__AIM__:
Sift the listing for lines that hold the string "Blemish" and pull them out.

· · · · · · ·

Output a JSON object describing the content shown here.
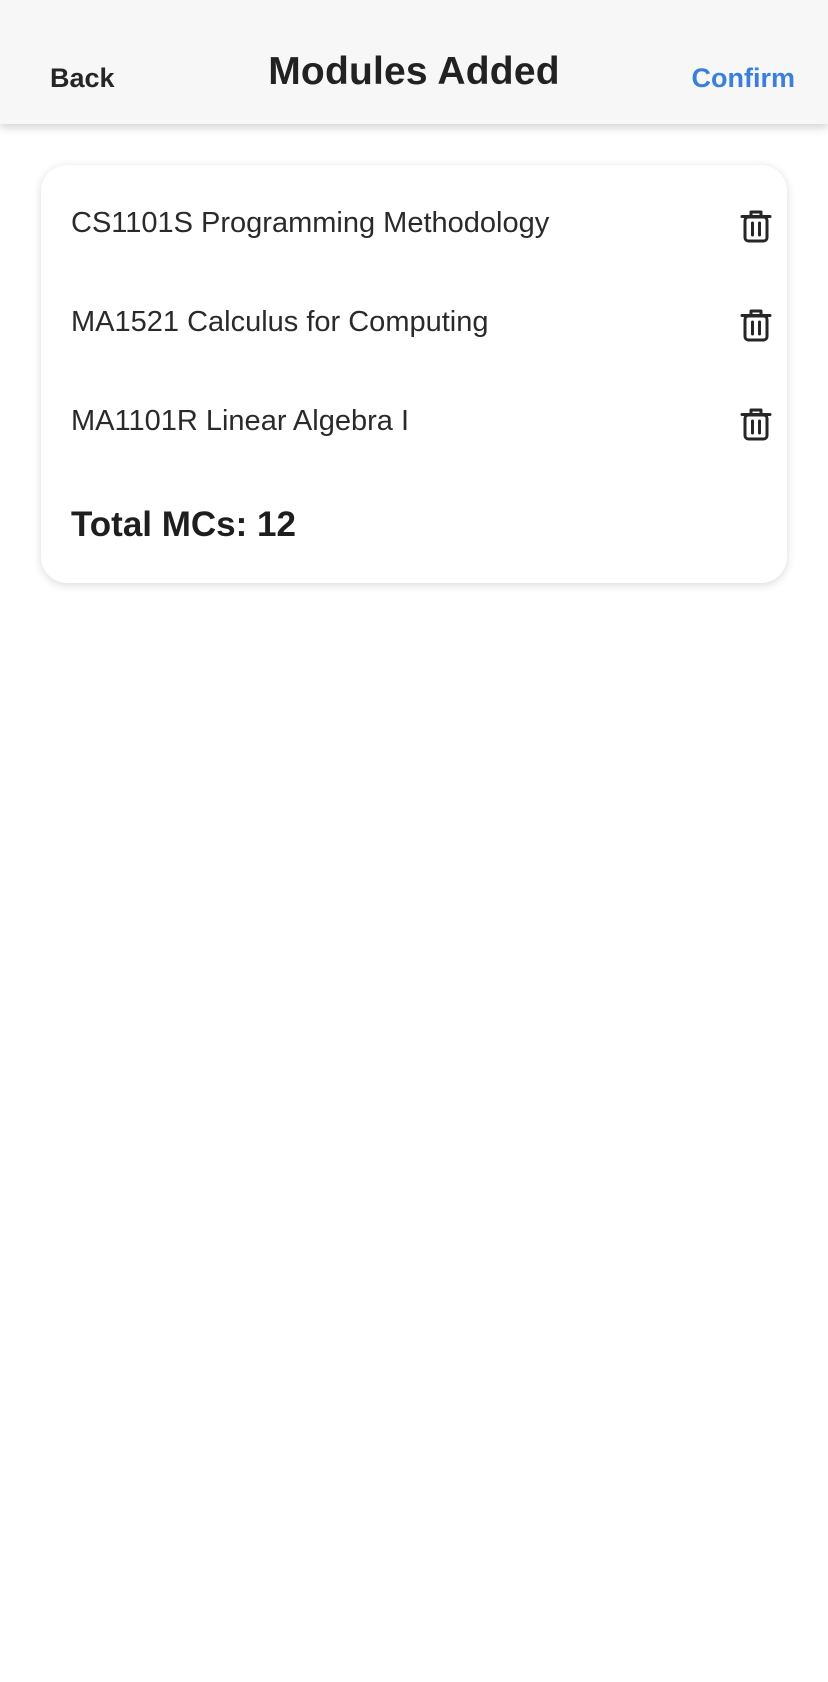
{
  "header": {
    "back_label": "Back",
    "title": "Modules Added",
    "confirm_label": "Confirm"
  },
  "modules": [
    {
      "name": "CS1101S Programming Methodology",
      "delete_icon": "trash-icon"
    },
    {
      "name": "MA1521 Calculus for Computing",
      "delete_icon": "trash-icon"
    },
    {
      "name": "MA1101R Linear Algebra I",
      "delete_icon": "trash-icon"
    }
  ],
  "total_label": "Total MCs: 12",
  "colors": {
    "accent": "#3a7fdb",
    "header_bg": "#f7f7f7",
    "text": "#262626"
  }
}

· · · · · · ·

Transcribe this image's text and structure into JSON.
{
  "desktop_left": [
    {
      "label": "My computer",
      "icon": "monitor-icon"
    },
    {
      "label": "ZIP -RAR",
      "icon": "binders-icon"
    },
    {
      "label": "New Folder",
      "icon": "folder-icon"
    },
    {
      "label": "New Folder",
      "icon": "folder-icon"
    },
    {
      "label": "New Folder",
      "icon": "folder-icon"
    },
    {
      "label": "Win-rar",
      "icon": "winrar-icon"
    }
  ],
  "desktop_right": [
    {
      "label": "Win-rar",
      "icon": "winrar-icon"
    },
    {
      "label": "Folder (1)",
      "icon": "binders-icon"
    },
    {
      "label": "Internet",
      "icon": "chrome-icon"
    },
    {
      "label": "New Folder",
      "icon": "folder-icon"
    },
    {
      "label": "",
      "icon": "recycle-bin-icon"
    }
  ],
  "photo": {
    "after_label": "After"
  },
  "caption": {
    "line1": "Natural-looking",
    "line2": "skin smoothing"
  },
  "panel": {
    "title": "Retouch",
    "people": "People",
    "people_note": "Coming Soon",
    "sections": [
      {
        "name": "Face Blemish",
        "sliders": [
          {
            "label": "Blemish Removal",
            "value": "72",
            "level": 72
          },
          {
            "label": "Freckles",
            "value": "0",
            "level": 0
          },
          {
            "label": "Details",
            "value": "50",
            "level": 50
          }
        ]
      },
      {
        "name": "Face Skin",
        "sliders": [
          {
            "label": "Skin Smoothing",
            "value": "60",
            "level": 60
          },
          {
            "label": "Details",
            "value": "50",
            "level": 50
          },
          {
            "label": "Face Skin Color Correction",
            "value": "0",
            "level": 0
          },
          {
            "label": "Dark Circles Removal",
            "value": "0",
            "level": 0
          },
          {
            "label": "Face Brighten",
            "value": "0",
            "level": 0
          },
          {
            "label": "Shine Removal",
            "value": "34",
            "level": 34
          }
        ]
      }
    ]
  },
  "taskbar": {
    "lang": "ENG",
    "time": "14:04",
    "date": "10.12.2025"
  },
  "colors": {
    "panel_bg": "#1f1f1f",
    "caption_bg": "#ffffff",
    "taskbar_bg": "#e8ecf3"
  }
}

· · · · · · ·

__CORRECT OUTPUT__:
        "name": "Face Blemish",
            "label": "Blemish Removal",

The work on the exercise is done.